---------- Listing

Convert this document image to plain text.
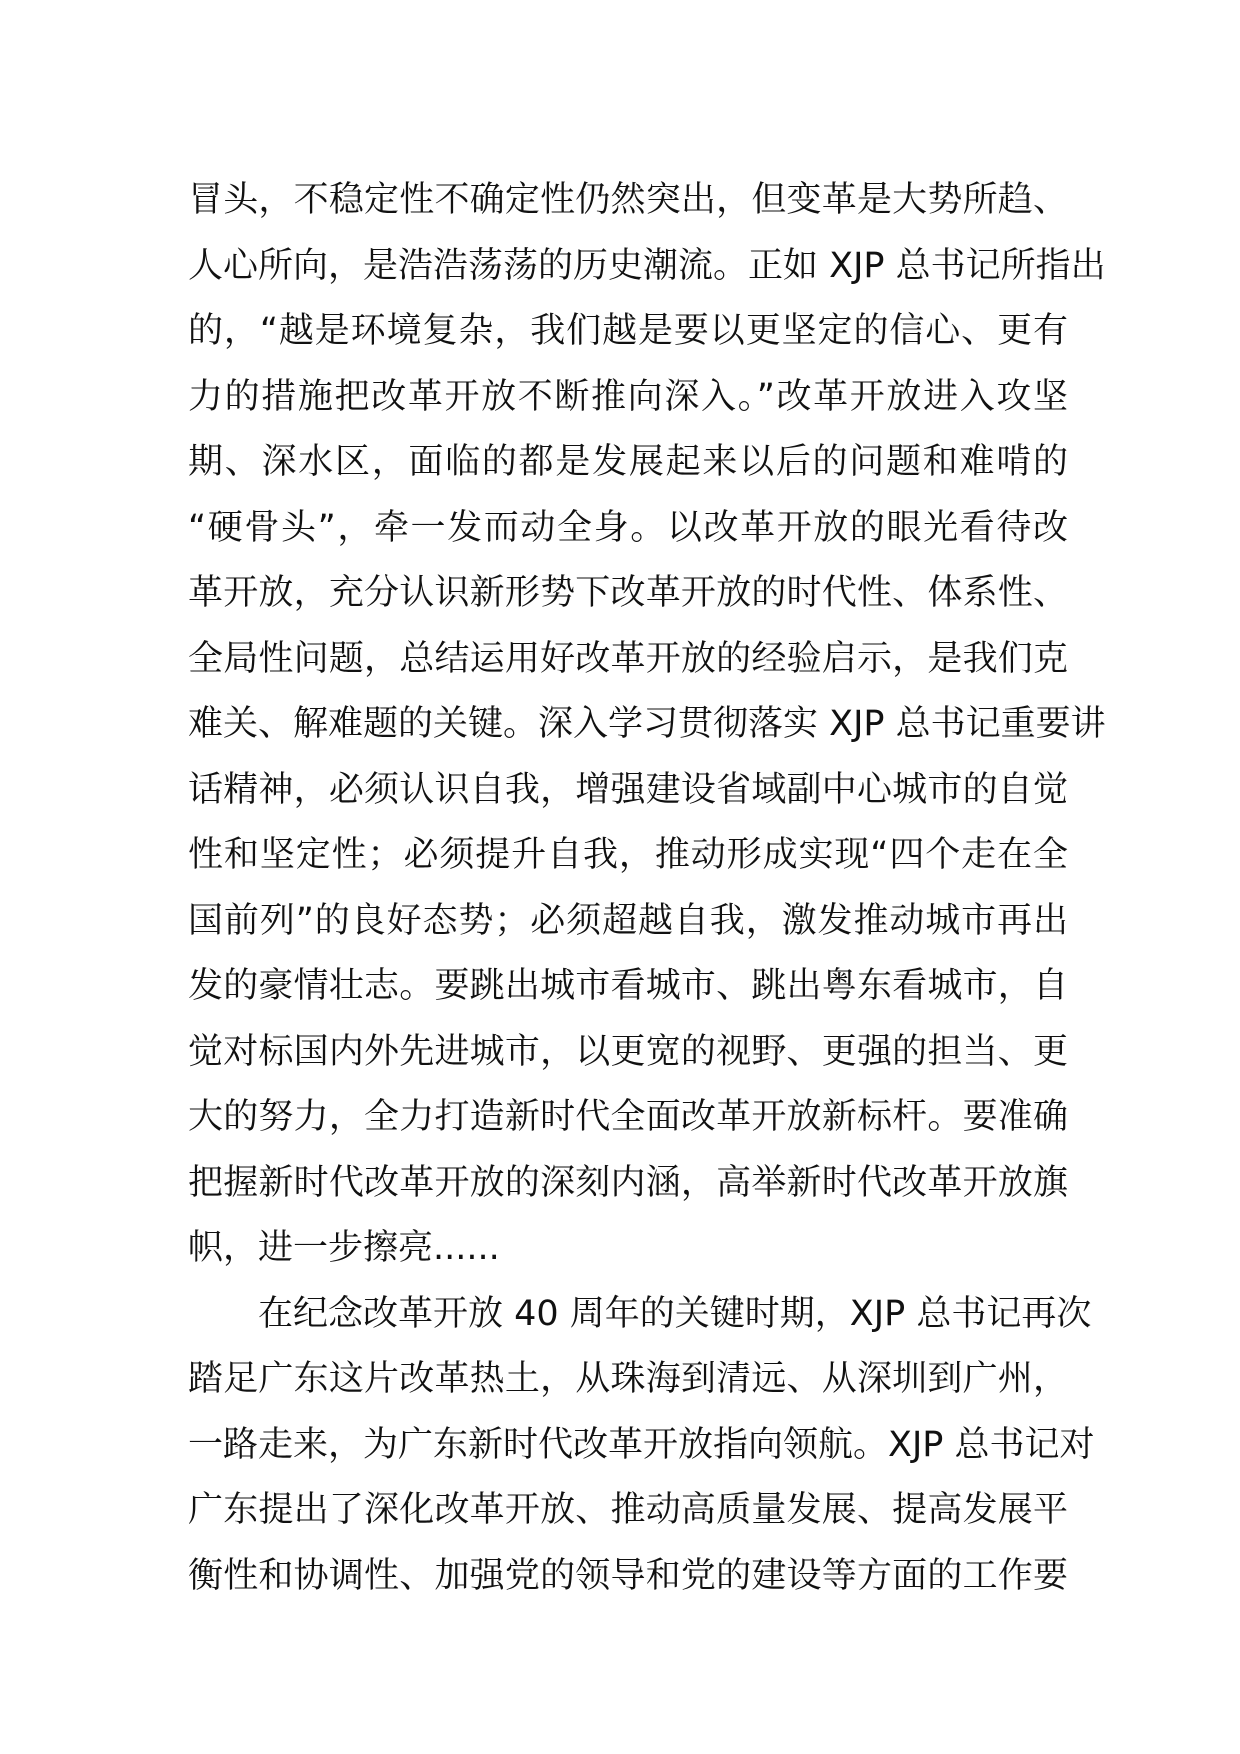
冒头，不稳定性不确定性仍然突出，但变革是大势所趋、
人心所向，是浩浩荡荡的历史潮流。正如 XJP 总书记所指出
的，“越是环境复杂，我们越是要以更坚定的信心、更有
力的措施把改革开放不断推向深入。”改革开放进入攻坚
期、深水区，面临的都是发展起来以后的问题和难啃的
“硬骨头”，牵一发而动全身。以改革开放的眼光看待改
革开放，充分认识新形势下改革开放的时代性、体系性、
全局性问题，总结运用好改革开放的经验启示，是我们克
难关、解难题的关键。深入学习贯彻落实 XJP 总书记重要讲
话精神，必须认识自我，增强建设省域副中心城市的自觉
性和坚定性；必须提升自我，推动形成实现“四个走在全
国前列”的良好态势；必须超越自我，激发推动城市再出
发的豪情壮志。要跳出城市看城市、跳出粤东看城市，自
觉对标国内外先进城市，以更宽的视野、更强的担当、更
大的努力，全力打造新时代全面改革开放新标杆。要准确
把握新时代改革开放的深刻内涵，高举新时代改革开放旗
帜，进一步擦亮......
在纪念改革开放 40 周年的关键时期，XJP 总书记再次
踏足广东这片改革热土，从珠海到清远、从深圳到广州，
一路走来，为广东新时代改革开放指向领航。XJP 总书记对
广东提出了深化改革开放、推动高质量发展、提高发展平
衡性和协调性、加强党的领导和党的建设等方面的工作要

--------------------
---------- Listing

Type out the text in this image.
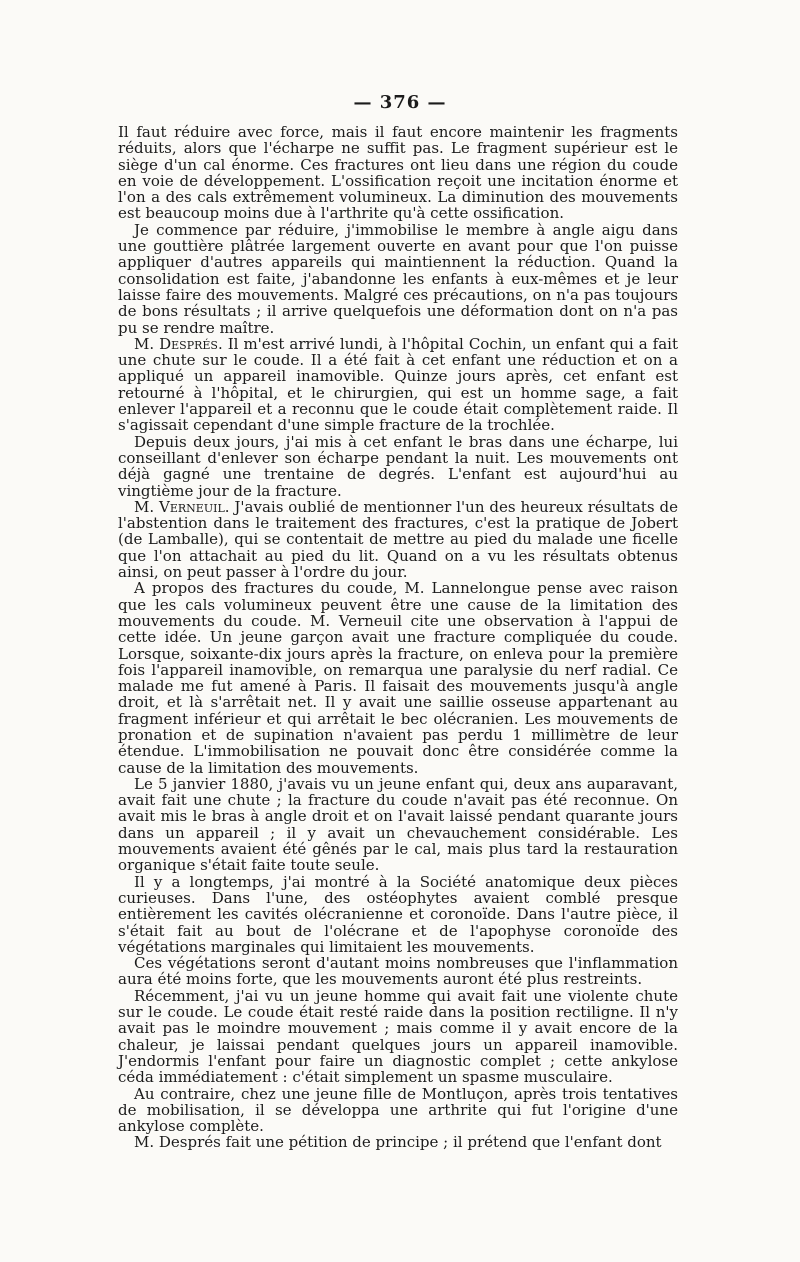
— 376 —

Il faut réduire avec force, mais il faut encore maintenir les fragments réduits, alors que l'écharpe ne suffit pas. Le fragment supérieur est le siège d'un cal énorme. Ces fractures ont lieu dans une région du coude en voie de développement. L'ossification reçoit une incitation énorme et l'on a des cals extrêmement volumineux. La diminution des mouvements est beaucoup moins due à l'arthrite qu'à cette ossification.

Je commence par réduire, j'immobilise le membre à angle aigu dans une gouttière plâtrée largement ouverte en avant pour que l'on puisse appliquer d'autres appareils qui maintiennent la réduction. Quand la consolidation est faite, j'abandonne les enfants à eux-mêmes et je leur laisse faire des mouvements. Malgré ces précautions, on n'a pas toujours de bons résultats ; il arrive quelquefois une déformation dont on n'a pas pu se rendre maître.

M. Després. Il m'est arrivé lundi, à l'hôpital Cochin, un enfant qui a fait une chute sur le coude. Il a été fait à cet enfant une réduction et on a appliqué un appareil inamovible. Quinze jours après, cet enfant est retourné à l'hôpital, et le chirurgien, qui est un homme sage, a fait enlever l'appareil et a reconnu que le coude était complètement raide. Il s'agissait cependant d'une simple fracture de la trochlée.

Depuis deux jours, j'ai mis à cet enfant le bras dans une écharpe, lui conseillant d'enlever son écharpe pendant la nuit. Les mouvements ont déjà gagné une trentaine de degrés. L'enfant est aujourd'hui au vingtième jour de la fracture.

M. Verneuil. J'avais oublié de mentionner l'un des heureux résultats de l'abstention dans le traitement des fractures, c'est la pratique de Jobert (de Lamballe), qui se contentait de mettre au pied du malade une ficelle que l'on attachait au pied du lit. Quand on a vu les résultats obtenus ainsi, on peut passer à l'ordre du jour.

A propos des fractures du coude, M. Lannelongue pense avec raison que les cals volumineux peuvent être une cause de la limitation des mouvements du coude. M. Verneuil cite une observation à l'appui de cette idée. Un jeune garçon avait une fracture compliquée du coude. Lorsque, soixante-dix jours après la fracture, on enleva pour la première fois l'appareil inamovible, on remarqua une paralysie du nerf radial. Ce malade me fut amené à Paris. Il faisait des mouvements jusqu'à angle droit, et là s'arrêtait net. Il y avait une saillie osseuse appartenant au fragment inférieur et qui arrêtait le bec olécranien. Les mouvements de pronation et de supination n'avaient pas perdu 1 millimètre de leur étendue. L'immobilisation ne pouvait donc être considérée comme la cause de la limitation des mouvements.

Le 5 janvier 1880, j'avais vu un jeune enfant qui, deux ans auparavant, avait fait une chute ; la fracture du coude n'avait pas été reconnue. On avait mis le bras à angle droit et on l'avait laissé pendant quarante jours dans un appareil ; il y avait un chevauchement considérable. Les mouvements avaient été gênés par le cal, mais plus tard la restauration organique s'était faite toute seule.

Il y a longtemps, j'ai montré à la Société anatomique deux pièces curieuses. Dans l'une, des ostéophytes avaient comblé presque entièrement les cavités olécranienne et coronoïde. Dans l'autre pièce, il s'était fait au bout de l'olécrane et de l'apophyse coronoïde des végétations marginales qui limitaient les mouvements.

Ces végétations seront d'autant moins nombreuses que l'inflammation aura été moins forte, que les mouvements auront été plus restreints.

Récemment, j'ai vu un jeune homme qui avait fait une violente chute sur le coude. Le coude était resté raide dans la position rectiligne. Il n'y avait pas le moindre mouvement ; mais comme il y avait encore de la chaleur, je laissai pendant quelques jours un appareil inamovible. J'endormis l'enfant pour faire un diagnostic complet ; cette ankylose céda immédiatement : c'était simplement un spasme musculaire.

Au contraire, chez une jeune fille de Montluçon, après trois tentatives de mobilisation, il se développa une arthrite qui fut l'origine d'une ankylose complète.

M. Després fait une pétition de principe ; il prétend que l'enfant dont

--------------------
---------- Listing

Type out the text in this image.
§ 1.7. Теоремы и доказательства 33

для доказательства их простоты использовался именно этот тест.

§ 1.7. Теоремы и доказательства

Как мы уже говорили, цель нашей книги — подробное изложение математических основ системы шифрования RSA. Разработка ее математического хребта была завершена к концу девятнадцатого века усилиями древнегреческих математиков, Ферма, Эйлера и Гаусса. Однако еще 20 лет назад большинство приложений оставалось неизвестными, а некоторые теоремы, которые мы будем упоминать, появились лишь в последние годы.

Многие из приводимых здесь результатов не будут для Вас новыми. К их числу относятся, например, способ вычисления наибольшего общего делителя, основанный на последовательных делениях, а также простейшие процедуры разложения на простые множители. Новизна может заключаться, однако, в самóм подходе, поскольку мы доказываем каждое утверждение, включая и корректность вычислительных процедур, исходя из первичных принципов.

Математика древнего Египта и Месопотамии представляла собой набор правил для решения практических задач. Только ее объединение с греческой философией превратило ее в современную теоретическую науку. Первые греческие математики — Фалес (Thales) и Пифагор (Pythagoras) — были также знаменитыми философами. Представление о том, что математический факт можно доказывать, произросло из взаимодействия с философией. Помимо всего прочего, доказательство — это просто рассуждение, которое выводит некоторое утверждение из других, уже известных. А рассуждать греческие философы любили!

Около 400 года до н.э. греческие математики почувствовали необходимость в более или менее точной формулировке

--------------------

Directions for this task
Identify the lines of the entries containing the string "cals". Copy each such line.

Response below
Il faut réduire avec force, mais il faut encore maintenir les fragments réduits, alors que l'écharpe ne suffit pas. Le fragment supérieur est le siège d'un cal énorme. Ces fractures ont lieu dans une région du coude en voie de développement. L'ossification reçoit une incitation énorme et l'on a des cals extrêmement volumineux. La diminution des mouvements est beaucoup moins due à l'arthrite qu'à cette ossification.
A propos des fractures du coude, M. Lannelongue pense avec raison que les cals volumineux peuvent être une cause de la limitation des mouvements du coude. M. Verneuil cite une observation à l'appui de cette idée. Un jeune garçon avait une fracture compliquée du coude. Lorsque, soixante-dix jours après la fracture, on enleva pour la première fois l'appareil inamovible, on remarqua une paralysie du nerf radial. Ce malade me fut amené à Paris. Il faisait des mouvements jusqu'à angle droit, et là s'arrêtait net. Il y avait une saillie osseuse appartenant au fragment inférieur et qui arrêtait le bec olécranien. Les mouvements de pronation et de supination n'avaient pas perdu 1 millimètre de leur étendue. L'immobilisation ne pouvait donc être considérée comme la cause de la limitation des mouvements.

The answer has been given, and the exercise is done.